■ WHAT IS REQUIRED ■
Render every entry exactly as it appears.

■ DATA PROVIDED ■
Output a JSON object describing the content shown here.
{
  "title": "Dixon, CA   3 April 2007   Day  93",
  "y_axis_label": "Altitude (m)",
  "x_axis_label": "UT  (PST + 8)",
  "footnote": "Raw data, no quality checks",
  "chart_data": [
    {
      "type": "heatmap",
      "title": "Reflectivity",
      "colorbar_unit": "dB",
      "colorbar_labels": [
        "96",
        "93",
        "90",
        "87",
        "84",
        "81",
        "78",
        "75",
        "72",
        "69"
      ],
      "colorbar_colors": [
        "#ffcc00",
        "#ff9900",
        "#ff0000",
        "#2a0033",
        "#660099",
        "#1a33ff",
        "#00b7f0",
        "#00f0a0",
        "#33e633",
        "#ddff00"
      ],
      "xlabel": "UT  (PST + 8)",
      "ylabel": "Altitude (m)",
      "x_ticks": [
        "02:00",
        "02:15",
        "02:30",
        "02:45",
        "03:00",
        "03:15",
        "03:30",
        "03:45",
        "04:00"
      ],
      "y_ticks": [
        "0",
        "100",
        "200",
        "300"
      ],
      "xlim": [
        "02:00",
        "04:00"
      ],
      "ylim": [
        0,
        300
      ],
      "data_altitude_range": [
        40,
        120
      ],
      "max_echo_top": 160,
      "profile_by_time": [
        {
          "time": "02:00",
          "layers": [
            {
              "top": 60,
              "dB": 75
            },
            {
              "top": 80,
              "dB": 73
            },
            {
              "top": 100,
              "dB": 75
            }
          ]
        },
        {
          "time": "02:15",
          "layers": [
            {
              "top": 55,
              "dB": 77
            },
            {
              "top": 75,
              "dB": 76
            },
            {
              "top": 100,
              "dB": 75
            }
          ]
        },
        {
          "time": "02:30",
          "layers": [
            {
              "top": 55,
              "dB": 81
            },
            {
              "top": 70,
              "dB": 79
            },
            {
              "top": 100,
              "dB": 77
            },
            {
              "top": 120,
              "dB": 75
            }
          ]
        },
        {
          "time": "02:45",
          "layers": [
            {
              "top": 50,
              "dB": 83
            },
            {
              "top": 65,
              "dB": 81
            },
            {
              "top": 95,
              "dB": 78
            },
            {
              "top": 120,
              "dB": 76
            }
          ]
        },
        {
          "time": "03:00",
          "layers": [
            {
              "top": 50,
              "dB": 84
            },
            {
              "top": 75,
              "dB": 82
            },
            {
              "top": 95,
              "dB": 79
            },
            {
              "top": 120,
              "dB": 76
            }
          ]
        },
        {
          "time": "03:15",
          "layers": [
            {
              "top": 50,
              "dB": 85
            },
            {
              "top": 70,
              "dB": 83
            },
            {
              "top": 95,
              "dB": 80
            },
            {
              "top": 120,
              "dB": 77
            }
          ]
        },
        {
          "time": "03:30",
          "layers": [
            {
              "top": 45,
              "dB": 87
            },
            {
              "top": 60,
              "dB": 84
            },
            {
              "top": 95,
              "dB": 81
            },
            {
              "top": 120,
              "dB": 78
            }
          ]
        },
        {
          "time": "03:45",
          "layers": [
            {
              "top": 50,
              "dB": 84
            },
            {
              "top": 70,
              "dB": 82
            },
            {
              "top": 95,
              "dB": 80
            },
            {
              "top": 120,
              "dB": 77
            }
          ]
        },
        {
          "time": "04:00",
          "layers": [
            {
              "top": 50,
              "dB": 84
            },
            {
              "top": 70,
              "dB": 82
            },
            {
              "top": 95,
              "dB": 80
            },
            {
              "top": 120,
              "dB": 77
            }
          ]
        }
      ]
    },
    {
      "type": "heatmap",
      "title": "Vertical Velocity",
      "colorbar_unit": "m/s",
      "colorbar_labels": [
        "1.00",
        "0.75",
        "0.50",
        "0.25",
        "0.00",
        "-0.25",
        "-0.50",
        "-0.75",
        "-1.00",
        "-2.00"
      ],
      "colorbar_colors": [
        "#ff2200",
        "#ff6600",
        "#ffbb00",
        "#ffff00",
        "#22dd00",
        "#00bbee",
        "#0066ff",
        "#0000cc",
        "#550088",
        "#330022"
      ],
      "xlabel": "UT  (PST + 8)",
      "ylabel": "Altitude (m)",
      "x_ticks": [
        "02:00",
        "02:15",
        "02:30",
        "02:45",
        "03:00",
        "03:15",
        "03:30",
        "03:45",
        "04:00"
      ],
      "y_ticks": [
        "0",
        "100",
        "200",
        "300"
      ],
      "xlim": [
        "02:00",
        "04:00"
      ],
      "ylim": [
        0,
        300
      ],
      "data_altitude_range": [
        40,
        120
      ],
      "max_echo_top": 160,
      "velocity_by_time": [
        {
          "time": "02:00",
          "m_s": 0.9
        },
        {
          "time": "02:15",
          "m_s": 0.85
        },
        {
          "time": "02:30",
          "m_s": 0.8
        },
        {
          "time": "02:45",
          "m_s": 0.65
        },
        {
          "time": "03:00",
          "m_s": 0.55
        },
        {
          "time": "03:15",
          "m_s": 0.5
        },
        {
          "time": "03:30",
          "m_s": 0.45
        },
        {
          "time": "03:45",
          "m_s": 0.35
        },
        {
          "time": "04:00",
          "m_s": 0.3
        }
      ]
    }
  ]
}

■ WRITTEN SOLUTION ■
Output a JSON object describing the content shown here.
{
  "title": "Dixon, CA   3 April 2007   Day  93",
  "y_axis_label": "Altitude (m)",
  "x_axis_label": "UT  (PST + 8)",
  "footnote": "Raw data, no quality checks",
  "chart_data": [
    {
      "type": "heatmap",
      "title": "Reflectivity",
      "colorbar_unit": "dB",
      "colorbar_labels": [
        "96",
        "93",
        "90",
        "87",
        "84",
        "81",
        "78",
        "75",
        "72",
        "69"
      ],
      "colorbar_colors": [
        "#ffcc00",
        "#ff9900",
        "#ff0000",
        "#2a0033",
        "#660099",
        "#1a33ff",
        "#00b7f0",
        "#00f0a0",
        "#33e633",
        "#ddff00"
      ],
      "xlabel": "UT  (PST + 8)",
      "ylabel": "Altitude (m)",
      "x_ticks": [
        "02:00",
        "02:15",
        "02:30",
        "02:45",
        "03:00",
        "03:15",
        "03:30",
        "03:45",
        "04:00"
      ],
      "y_ticks": [
        "0",
        "100",
        "200",
        "300"
      ],
      "xlim": [
        "02:00",
        "04:00"
      ],
      "ylim": [
        0,
        300
      ],
      "data_altitude_range": [
        40,
        120
      ],
      "max_echo_top": 160,
      "profile_by_time": [
        {
          "time": "02:00",
          "layers": [
            {
              "top": 60,
              "dB": 75
            },
            {
              "top": 80,
              "dB": 73
            },
            {
              "top": 100,
              "dB": 75
            }
          ]
        },
        {
          "time": "02:15",
          "layers": [
            {
              "top": 55,
              "dB": 77
            },
            {
              "top": 75,
              "dB": 76
            },
            {
              "top": 100,
              "dB": 75
            }
          ]
        },
        {
          "time": "02:30",
          "layers": [
            {
              "top": 55,
              "dB": 81
            },
            {
              "top": 70,
              "dB": 79
            },
            {
              "top": 100,
              "dB": 77
            },
            {
              "top": 120,
              "dB": 75
            }
          ]
        },
        {
          "time": "02:45",
          "layers": [
            {
              "top": 50,
              "dB": 83
            },
            {
              "top": 65,
              "dB": 81
            },
            {
              "top": 95,
              "dB": 78
            },
            {
              "top": 120,
              "dB": 76
            }
          ]
        },
        {
          "time": "03:00",
          "layers": [
            {
              "top": 50,
              "dB": 84
            },
            {
              "top": 75,
              "dB": 82
            },
            {
              "top": 95,
              "dB": 79
            },
            {
              "top": 120,
              "dB": 76
            }
          ]
        },
        {
          "time": "03:15",
          "layers": [
            {
              "top": 50,
              "dB": 85
            },
            {
              "top": 70,
              "dB": 83
            },
            {
              "top": 95,
              "dB": 80
            },
            {
              "top": 120,
              "dB": 77
            }
          ]
        },
        {
          "time": "03:30",
          "layers": [
            {
              "top": 45,
              "dB": 87
            },
            {
              "top": 60,
              "dB": 84
            },
            {
              "top": 95,
              "dB": 81
            },
            {
              "top": 120,
              "dB": 78
            }
          ]
        },
        {
          "time": "03:45",
          "layers": [
            {
              "top": 50,
              "dB": 84
            },
            {
              "top": 70,
              "dB": 82
            },
            {
              "top": 95,
              "dB": 80
            },
            {
              "top": 120,
              "dB": 77
            }
          ]
        },
        {
          "time": "04:00",
          "layers": [
            {
              "top": 50,
              "dB": 84
            },
            {
              "top": 70,
              "dB": 82
            },
            {
              "top": 95,
              "dB": 80
            },
            {
              "top": 120,
              "dB": 77
            }
          ]
        }
      ]
    },
    {
      "type": "heatmap",
      "title": "Vertical Velocity",
      "colorbar_unit": "m/s",
      "colorbar_labels": [
        "1.00",
        "0.75",
        "0.50",
        "0.25",
        "0.00",
        "-0.25",
        "-0.50",
        "-0.75",
        "-1.00",
        "-2.00"
      ],
      "colorbar_colors": [
        "#ff2200",
        "#ff6600",
        "#ffbb00",
        "#ffff00",
        "#22dd00",
        "#00bbee",
        "#0066ff",
        "#0000cc",
        "#550088",
        "#330022"
      ],
      "xlabel": "UT  (PST + 8)",
      "ylabel": "Altitude (m)",
      "x_ticks": [
        "02:00",
        "02:15",
        "02:30",
        "02:45",
        "03:00",
        "03:15",
        "03:30",
        "03:45",
        "04:00"
      ],
      "y_ticks": [
        "0",
        "100",
        "200",
        "300"
      ],
      "xlim": [
        "02:00",
        "04:00"
      ],
      "ylim": [
        0,
        300
      ],
      "data_altitude_range": [
        40,
        120
      ],
      "max_echo_top": 160,
      "velocity_by_time": [
        {
          "time": "02:00",
          "m_s": 0.9
        },
        {
          "time": "02:15",
          "m_s": 0.85
        },
        {
          "time": "02:30",
          "m_s": 0.8
        },
        {
          "time": "02:45",
          "m_s": 0.65
        },
        {
          "time": "03:00",
          "m_s": 0.55
        },
        {
          "time": "03:15",
          "m_s": 0.5
        },
        {
          "time": "03:30",
          "m_s": 0.45
        },
        {
          "time": "03:45",
          "m_s": 0.35
        },
        {
          "time": "04:00",
          "m_s": 0.3
        }
      ]
    }
  ]
}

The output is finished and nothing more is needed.